*Study text*

___

I'm creating a Minesweeper clone. Thus far, I've gotten to revealing adjacent tiles when the tile clicked has zero adjacent mines, below is my method for revealing mines.

struct data
{
    public Button tile;
    public bool mine, flag, clicked;
    public int adjMines;
}

data[,] dat;
//Defaults
Size gridSize = new Size(16, 16);
Size tileSize = new Size(16, 16);
int mines = 40, flags = 0;

bool valid(int x, int y)
{
    return (x >= 0 && y >= 0 && y < gridSize.Height && x < gridSize.Width);
}    


void reveal(Button btn)
{
    btn.BackColor = Color.DimGray;
    start = true;
    btn.Enabled = false;

    //find button clicked, forget everything you ever learned about efficiency.
    for (int i = 0; i < gridSize.Width; i++)
        for (int j = 0; j < gridSize.Height; j++)
            if (dat[i, j].tile == btn)
            {
                if (dat[i, j].adjMines == 0)
                {
                    for (int ii = -1; ii <= 1; ii++)
                        for (int jj = -1; jj <= 1; jj++)
                            if (valid(i + ii, j + jj))
                                reveal(dat[i + ii, j + jj].tile);
                }
                else
                    btn.Text = dat[i, j].adjMines.ToString();
            }
}

I keep getting a StackOverflowException when I run it, which doesn't come as much of a surprise, but I don't know how to fix it without doing away with the struct , which is a requirement. Any ideas?

The problem is that when you "reveal", you reveal all the neighbors. When the neighbor is revealed, it reveals all of its neighbours, including the first one, and now you have an infinite recursion.

The trick is: before you reveal the very first one, make a hash set of "in progress reveals". Before you recurse, add the current button to the "in progress" set. In the reveal method return immediately if the button is already in the in-progress set . You know that all its neighbours are already in the process of being revealed, so there's no work to do.

It would probably help if you didn't recursively try to reveal the same tile:

                for (int ii = -1; ii <= 1; ii++)
                    for (int jj = -1; jj <= 1; jj++)
                        if (valid(i + ii, j + jj) && !(ii == 0 && jj == 0))
                            reveal(dat[i + ii, j + jj].tile);

Note the !(ii == 0 && jj == 0) test added - that will stop one of the stack overflow reasons. Apart from that, you also need to mark the node as 'enabled' before going recursive, it'll keep bouncing back and forth otherwise.

It's not a really efficient method you've chosen to implement, but it should work with this fix.

It looks like you are calling reveal from inside reveal. Reveal goes through each tile. You are calling it for all adjacent tiles which then goes through each tile and then calls all adjacent tiles. I would suggest looking through your use of recursion.

___

*Activity list*
1) In the Minesweeper text:
(a) What grid size is set as the default?
(b) How many mines does the default setting specify?
(c) What exception does the asker keep getting when running the code?
2) Retype the Minesweeper text, starting with "It would probably" and going on through "jj) && !(ii == 0 && jj == 0))".
Rely on the Minesweeper text alone.

*Study material*
___

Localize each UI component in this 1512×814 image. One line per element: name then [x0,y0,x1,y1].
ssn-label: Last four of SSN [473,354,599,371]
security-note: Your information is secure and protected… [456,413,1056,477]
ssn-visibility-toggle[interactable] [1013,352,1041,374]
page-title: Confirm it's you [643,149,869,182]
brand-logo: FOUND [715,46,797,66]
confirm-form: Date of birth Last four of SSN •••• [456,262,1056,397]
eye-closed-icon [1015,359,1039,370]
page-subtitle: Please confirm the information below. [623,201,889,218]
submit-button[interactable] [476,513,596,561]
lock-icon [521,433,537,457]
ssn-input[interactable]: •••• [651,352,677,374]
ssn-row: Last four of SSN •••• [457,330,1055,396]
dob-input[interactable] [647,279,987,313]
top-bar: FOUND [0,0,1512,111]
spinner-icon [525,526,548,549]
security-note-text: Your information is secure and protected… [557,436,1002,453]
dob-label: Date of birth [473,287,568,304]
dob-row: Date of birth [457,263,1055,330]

___

*Problem solutions*
1)
(a) 16 by 16
(b) 40
(c) A StackOverflowException

2)
It would probably help if you didn't recursively try to reveal the same tile:

                for (int ii = -1; ii <= 1; ii++)
                    for (int jj = -1; jj <= 1; jj++)
                        if (valid(i + ii, j + jj) && !(ii == 0 && jj == 0))